[Stored data entries]
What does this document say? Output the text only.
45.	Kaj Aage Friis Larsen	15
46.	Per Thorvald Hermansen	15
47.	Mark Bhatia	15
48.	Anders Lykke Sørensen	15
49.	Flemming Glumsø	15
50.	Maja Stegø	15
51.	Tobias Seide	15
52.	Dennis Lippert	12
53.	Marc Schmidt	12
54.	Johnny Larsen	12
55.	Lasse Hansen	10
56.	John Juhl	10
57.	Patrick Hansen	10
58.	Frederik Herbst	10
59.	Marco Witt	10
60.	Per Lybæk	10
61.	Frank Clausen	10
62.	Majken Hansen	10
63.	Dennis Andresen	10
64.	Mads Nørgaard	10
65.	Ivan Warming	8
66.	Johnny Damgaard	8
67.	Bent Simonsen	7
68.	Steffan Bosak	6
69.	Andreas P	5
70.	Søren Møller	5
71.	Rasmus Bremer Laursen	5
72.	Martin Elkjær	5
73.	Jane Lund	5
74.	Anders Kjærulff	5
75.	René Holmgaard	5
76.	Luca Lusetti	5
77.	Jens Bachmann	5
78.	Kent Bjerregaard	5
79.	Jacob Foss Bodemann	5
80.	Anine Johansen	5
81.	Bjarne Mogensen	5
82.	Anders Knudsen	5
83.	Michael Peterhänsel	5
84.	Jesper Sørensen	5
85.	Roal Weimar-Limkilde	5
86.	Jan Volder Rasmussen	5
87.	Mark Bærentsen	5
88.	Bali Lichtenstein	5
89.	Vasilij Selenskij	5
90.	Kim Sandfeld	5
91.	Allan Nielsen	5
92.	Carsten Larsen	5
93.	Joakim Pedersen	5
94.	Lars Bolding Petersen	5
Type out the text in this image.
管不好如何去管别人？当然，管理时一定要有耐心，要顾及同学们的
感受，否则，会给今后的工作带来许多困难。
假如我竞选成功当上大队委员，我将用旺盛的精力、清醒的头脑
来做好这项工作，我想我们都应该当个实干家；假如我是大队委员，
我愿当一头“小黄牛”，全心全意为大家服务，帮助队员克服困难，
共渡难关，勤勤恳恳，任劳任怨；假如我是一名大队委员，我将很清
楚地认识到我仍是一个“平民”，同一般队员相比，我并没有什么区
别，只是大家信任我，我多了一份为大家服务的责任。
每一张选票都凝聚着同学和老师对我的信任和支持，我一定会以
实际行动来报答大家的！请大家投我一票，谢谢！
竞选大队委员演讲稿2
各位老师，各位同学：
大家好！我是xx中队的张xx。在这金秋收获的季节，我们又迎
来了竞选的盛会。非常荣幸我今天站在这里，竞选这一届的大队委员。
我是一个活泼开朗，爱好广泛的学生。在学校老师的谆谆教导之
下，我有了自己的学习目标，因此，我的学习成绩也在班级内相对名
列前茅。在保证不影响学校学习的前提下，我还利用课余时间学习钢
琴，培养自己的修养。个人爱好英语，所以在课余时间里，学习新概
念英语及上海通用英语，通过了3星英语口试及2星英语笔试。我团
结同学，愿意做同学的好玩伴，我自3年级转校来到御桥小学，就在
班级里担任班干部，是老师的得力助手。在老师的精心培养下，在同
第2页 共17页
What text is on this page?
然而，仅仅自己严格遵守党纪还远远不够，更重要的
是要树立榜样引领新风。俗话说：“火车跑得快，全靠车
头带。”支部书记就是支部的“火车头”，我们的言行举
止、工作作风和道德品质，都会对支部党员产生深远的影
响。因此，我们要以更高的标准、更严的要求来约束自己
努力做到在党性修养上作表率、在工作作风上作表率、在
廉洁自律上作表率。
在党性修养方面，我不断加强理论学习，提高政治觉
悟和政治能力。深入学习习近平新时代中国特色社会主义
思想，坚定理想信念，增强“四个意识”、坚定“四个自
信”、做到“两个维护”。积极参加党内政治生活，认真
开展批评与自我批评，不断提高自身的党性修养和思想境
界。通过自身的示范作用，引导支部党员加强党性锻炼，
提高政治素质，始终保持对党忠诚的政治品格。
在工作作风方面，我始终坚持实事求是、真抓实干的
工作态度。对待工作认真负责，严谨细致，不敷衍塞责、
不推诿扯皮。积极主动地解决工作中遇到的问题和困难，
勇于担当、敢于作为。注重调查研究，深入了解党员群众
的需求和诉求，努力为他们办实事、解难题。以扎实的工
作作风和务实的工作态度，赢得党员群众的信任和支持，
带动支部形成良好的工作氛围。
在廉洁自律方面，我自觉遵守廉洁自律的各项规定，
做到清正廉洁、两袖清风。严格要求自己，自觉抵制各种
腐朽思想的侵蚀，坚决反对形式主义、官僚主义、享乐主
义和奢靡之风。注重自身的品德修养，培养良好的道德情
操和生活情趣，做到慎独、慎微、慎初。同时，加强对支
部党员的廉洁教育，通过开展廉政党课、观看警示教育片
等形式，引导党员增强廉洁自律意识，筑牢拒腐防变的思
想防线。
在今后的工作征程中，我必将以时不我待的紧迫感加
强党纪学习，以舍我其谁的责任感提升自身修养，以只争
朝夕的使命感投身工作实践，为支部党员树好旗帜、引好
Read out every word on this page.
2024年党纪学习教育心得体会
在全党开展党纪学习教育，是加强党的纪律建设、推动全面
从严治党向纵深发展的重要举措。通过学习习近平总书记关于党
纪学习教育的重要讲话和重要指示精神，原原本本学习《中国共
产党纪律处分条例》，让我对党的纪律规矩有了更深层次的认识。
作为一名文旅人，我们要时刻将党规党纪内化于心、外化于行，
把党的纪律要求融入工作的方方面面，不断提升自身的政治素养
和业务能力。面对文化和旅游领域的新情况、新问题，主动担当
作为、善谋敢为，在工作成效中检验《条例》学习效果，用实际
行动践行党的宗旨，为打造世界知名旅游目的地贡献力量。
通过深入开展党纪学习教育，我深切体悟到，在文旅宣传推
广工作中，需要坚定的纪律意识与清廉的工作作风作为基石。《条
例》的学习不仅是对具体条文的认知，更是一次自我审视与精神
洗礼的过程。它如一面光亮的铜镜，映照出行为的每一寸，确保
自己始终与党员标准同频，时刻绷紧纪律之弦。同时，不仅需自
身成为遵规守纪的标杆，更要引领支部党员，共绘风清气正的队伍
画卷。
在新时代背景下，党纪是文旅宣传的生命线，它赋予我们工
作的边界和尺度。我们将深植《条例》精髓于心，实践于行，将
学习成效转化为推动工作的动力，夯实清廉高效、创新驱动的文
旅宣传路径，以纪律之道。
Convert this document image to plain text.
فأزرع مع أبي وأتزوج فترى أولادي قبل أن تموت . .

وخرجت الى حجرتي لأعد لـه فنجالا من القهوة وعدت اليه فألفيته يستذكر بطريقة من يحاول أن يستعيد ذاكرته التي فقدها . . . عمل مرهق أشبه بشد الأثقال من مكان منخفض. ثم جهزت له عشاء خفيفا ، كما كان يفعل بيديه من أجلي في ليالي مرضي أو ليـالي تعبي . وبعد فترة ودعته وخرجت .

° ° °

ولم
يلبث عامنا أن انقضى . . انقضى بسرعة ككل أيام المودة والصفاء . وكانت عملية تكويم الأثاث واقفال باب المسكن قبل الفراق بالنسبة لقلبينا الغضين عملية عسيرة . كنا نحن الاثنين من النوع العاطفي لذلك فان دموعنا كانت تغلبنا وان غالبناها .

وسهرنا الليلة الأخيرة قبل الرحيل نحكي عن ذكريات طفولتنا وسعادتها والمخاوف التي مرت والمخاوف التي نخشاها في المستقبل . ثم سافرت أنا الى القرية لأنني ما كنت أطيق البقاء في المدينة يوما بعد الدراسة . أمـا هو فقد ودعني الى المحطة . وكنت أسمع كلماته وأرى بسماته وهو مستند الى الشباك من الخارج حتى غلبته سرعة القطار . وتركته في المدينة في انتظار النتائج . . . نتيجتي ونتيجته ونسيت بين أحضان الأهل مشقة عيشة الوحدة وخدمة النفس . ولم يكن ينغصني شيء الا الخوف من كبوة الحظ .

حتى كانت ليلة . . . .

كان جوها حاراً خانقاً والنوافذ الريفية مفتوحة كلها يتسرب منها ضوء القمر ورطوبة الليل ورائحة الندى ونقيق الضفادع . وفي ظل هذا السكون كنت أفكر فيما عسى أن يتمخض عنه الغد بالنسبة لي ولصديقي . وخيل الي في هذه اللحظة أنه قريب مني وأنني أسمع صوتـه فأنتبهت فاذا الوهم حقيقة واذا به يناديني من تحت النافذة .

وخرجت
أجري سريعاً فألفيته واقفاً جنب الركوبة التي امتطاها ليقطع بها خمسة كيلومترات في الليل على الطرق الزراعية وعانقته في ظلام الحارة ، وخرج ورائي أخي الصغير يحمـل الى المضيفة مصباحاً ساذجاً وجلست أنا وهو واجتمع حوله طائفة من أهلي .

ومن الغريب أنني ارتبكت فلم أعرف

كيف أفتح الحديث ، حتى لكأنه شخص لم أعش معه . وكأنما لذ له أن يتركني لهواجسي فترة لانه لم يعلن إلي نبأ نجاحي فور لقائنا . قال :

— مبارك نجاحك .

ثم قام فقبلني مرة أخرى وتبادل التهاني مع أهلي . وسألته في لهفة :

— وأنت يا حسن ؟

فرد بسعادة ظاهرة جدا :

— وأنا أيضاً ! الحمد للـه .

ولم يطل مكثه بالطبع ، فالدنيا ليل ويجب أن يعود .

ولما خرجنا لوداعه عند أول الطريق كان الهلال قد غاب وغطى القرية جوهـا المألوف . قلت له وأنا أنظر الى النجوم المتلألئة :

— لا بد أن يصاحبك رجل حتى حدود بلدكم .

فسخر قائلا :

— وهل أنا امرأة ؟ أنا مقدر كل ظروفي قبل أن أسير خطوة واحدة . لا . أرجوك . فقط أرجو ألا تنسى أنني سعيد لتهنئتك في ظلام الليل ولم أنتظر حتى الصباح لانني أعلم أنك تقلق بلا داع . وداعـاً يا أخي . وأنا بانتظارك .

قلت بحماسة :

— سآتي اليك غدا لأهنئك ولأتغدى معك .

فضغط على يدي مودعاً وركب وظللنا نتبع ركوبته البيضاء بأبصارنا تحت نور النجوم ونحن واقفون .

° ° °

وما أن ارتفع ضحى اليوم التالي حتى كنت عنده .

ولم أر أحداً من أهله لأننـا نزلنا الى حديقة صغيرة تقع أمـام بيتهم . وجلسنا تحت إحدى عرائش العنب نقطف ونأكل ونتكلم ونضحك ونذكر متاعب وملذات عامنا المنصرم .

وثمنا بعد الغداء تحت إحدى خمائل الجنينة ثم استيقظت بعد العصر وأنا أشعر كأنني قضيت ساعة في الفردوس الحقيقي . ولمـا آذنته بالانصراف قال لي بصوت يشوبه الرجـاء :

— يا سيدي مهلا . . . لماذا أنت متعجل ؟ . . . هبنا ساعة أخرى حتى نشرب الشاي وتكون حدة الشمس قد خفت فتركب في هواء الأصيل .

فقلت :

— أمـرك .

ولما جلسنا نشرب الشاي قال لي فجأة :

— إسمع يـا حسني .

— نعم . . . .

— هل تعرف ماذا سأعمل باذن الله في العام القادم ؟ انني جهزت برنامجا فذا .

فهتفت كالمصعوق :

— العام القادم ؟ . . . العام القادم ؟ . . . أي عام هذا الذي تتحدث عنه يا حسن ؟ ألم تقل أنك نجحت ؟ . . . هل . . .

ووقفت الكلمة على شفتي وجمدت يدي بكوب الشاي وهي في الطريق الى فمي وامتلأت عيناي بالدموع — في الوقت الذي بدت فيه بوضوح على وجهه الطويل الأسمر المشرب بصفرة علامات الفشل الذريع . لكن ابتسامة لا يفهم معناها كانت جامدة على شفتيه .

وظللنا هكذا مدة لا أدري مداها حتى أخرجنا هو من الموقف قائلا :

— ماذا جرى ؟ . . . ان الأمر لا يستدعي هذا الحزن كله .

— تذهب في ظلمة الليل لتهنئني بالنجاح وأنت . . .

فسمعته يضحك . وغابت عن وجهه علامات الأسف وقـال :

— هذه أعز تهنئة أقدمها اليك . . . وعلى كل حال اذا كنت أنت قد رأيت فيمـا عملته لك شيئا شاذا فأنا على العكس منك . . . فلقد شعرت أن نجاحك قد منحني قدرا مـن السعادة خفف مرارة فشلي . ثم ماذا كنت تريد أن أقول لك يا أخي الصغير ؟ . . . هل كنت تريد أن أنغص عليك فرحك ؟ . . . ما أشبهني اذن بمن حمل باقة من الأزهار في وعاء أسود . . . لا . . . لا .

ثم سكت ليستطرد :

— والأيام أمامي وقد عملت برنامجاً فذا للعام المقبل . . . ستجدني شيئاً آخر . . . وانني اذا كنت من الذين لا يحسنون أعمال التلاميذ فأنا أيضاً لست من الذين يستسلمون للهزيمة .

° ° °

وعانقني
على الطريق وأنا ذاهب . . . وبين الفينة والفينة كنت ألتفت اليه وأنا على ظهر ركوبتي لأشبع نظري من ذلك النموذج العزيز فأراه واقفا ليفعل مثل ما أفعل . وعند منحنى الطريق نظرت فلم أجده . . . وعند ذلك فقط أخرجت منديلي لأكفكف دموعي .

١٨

Stated exercise:
Collect the lines that hold "وظللنا".

Task result:
فضغط على يدي مودعاً وركب وظللنا نتبع ركوبته البيضاء بأبصارنا تحت نور النجوم ونحن واقفون .
وظللنا هكذا مدة لا أدري مداها حتى أخرجنا هو من الموقف قائلا :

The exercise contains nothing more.